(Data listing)

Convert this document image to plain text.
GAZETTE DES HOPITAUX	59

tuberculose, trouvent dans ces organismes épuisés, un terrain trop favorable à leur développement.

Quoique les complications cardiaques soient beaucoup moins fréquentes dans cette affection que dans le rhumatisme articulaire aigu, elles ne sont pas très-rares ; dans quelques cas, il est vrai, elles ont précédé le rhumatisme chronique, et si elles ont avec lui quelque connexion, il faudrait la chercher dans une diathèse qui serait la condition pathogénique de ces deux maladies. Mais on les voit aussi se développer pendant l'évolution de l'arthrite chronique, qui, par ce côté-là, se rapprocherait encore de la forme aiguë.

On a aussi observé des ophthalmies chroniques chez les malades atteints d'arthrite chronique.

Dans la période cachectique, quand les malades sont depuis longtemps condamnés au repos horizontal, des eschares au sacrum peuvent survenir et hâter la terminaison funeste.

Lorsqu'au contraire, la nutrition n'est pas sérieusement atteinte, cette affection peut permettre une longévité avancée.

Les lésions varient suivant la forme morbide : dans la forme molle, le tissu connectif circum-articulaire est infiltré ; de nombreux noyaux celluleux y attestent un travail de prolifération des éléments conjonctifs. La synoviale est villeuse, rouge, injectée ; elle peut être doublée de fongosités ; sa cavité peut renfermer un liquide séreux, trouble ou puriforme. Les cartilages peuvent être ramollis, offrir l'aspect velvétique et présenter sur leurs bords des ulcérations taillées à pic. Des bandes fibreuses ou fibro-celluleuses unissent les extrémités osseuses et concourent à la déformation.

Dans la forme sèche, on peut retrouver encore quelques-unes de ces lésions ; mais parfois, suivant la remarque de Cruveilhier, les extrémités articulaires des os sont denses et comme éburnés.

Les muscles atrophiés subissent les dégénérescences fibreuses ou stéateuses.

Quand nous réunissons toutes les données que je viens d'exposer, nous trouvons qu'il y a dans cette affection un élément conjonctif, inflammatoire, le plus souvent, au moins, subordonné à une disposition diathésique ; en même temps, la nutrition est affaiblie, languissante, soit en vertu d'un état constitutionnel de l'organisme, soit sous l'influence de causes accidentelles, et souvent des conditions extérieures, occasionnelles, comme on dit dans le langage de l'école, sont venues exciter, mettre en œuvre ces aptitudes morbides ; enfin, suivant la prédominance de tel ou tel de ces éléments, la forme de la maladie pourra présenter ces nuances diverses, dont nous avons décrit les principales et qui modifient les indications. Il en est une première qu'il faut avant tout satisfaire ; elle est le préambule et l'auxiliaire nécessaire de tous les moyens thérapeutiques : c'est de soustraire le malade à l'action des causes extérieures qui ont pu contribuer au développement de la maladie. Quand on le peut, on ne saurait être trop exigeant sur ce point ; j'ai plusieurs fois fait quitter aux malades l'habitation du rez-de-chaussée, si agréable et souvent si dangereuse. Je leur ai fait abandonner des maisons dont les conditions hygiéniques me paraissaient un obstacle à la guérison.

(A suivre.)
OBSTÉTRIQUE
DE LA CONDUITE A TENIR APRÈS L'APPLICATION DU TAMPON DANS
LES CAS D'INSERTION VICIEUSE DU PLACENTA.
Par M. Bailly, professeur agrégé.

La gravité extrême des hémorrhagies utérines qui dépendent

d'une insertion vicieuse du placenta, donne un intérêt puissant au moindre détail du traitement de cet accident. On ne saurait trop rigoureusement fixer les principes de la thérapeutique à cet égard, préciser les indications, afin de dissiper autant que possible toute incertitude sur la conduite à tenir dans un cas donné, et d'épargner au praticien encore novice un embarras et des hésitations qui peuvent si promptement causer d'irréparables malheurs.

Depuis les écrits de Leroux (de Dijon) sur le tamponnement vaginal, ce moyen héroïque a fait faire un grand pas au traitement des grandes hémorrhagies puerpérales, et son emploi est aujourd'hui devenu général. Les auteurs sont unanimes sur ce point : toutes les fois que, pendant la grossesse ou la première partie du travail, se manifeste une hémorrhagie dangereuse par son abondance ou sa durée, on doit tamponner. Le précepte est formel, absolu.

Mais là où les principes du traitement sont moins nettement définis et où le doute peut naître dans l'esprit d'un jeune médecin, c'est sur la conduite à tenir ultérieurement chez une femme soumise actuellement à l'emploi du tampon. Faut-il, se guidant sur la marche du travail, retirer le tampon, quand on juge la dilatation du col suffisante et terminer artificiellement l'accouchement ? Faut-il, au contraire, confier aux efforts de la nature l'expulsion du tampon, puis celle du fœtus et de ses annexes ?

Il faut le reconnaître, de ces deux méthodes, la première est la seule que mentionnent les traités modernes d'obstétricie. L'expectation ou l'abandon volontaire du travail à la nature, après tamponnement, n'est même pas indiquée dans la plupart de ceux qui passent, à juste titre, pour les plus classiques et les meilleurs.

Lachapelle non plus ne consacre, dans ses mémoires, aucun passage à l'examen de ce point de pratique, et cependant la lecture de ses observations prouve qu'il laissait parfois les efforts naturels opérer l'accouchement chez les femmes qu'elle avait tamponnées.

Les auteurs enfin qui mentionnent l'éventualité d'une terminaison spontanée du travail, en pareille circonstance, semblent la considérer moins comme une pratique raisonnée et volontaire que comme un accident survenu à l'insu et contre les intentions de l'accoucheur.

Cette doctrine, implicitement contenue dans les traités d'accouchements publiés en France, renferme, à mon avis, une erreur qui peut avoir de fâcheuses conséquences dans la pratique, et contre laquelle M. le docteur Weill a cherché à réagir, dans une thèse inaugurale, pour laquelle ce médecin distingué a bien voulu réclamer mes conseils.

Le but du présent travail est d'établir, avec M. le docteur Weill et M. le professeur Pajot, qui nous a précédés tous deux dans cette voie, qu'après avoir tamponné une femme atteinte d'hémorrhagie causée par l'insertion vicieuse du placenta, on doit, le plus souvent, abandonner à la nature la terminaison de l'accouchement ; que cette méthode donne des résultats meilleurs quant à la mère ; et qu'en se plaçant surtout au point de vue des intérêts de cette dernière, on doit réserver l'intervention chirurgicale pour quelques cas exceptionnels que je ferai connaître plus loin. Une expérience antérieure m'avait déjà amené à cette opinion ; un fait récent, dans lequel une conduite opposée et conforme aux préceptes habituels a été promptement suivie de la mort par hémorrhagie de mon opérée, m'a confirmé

PROBLEM DESCRIPTION: Repeat every line of the material exactly as given.

FINISHED ANSWER:
Convert this document image to plain text.
GAZETTE DES HOPITAUX	59

tuberculose, trouvent dans ces organismes épuisés, un terrain trop favorable à leur développement.

Quoique les complications cardiaques soient beaucoup moins fréquentes dans cette affection que dans le rhumatisme articulaire aigu, elles ne sont pas très-rares ; dans quelques cas, il est vrai, elles ont précédé le rhumatisme chronique, et si elles ont avec lui quelque connexion, il faudrait la chercher dans une diathèse qui serait la condition pathogénique de ces deux maladies. Mais on les voit aussi se développer pendant l'évolution de l'arthrite chronique, qui, par ce côté-là, se rapprocherait encore de la forme aiguë.

On a aussi observé des ophthalmies chroniques chez les malades atteints d'arthrite chronique.

Dans la période cachectique, quand les malades sont depuis longtemps condamnés au repos horizontal, des eschares au sacrum peuvent survenir et hâter la terminaison funeste.

Lorsqu'au contraire, la nutrition n'est pas sérieusement atteinte, cette affection peut permettre une longévité avancée.

Les lésions varient suivant la forme morbide : dans la forme molle, le tissu connectif circum-articulaire est infiltré ; de nombreux noyaux celluleux y attestent un travail de prolifération des éléments conjonctifs. La synoviale est villeuse, rouge, injectée ; elle peut être doublée de fongosités ; sa cavité peut renfermer un liquide séreux, trouble ou puriforme. Les cartilages peuvent être ramollis, offrir l'aspect velvétique et présenter sur leurs bords des ulcérations taillées à pic. Des bandes fibreuses ou fibro-celluleuses unissent les extrémités osseuses et concourent à la déformation.

Dans la forme sèche, on peut retrouver encore quelques-unes de ces lésions ; mais parfois, suivant la remarque de Cruveilhier, les extrémités articulaires des os sont denses et comme éburnés.

Les muscles atrophiés subissent les dégénérescences fibreuses ou stéateuses.

Quand nous réunissons toutes les données que je viens d'exposer, nous trouvons qu'il y a dans cette affection un élément conjonctif, inflammatoire, le plus souvent, au moins, subordonné à une disposition diathésique ; en même temps, la nutrition est affaiblie, languissante, soit en vertu d'un état constitutionnel de l'organisme, soit sous l'influence de causes accidentelles, et souvent des conditions extérieures, occasionnelles, comme on dit dans le langage de l'école, sont venues exciter, mettre en œuvre ces aptitudes morbides ; enfin, suivant la prédominance de tel ou tel de ces éléments, la forme de la maladie pourra présenter ces nuances diverses, dont nous avons décrit les principales et qui modifient les indications. Il en est une première qu'il faut avant tout satisfaire ; elle est le préambule et l'auxiliaire nécessaire de tous les moyens thérapeutiques : c'est de soustraire le malade à l'action des causes extérieures qui ont pu contribuer au développement de la maladie. Quand on le peut, on ne saurait être trop exigeant sur ce point ; j'ai plusieurs fois fait quitter aux malades l'habitation du rez-de-chaussée, si agréable et souvent si dangereuse. Je leur ai fait abandonner des maisons dont les conditions hygiéniques me paraissaient un obstacle à la guérison.

(A suivre.)
OBSTÉTRIQUE
DE LA CONDUITE A TENIR APRÈS L'APPLICATION DU TAMPON DANS
LES CAS D'INSERTION VICIEUSE DU PLACENTA.
Par M. Bailly, professeur agrégé.

La gravité extrême des hémorrhagies utérines qui dépendent

d'une insertion vicieuse du placenta, donne un intérêt puissant au moindre détail du traitement de cet accident. On ne saurait trop rigoureusement fixer les principes de la thérapeutique à cet égard, préciser les indications, afin de dissiper autant que possible toute incertitude sur la conduite à tenir dans un cas donné, et d'épargner au praticien encore novice un embarras et des hésitations qui peuvent si promptement causer d'irréparables malheurs.

Depuis les écrits de Leroux (de Dijon) sur le tamponnement vaginal, ce moyen héroïque a fait faire un grand pas au traitement des grandes hémorrhagies puerpérales, et son emploi est aujourd'hui devenu général. Les auteurs sont unanimes sur ce point : toutes les fois que, pendant la grossesse ou la première partie du travail, se manifeste une hémorrhagie dangereuse par son abondance ou sa durée, on doit tamponner. Le précepte est formel, absolu.

Mais là où les principes du traitement sont moins nettement définis et où le doute peut naître dans l'esprit d'un jeune médecin, c'est sur la conduite à tenir ultérieurement chez une femme soumise actuellement à l'emploi du tampon. Faut-il, se guidant sur la marche du travail, retirer le tampon, quand on juge la dilatation du col suffisante et terminer artificiellement l'accouchement ? Faut-il, au contraire, confier aux efforts de la nature l'expulsion du tampon, puis celle du fœtus et de ses annexes ?

Il faut le reconnaître, de ces deux méthodes, la première est la seule que mentionnent les traités modernes d'obstétricie. L'expectation ou l'abandon volontaire du travail à la nature, après tamponnement, n'est même pas indiquée dans la plupart de ceux qui passent, à juste titre, pour les plus classiques et les meilleurs.

Lachapelle non plus ne consacre, dans ses mémoires, aucun passage à l'examen de ce point de pratique, et cependant la lecture de ses observations prouve qu'il laissait parfois les efforts naturels opérer l'accouchement chez les femmes qu'elle avait tamponnées.

Les auteurs enfin qui mentionnent l'éventualité d'une terminaison spontanée du travail, en pareille circonstance, semblent la considérer moins comme une pratique raisonnée et volontaire que comme un accident survenu à l'insu et contre les intentions de l'accoucheur.

Cette doctrine, implicitement contenue dans les traités d'accouchements publiés en France, renferme, à mon avis, une erreur qui peut avoir de fâcheuses conséquences dans la pratique, et contre laquelle M. le docteur Weill a cherché à réagir, dans une thèse inaugurale, pour laquelle ce médecin distingué a bien voulu réclamer mes conseils.

Le but du présent travail est d'établir, avec M. le docteur Weill et M. le professeur Pajot, qui nous a précédés tous deux dans cette voie, qu'après avoir tamponné une femme atteinte d'hémorrhagie causée par l'insertion vicieuse du placenta, on doit, le plus souvent, abandonner à la nature la terminaison de l'accouchement ; que cette méthode donne des résultats meilleurs quant à la mère ; et qu'en se plaçant surtout au point de vue des intérêts de cette dernière, on doit réserver l'intervention chirurgicale pour quelques cas exceptionnels que je ferai connaître plus loin. Une expérience antérieure m'avait déjà amené à cette opinion ; un fait récent, dans lequel une conduite opposée et conforme aux préceptes habituels a été promptement suivie de la mort par hémorrhagie de mon opérée, m'a confirmé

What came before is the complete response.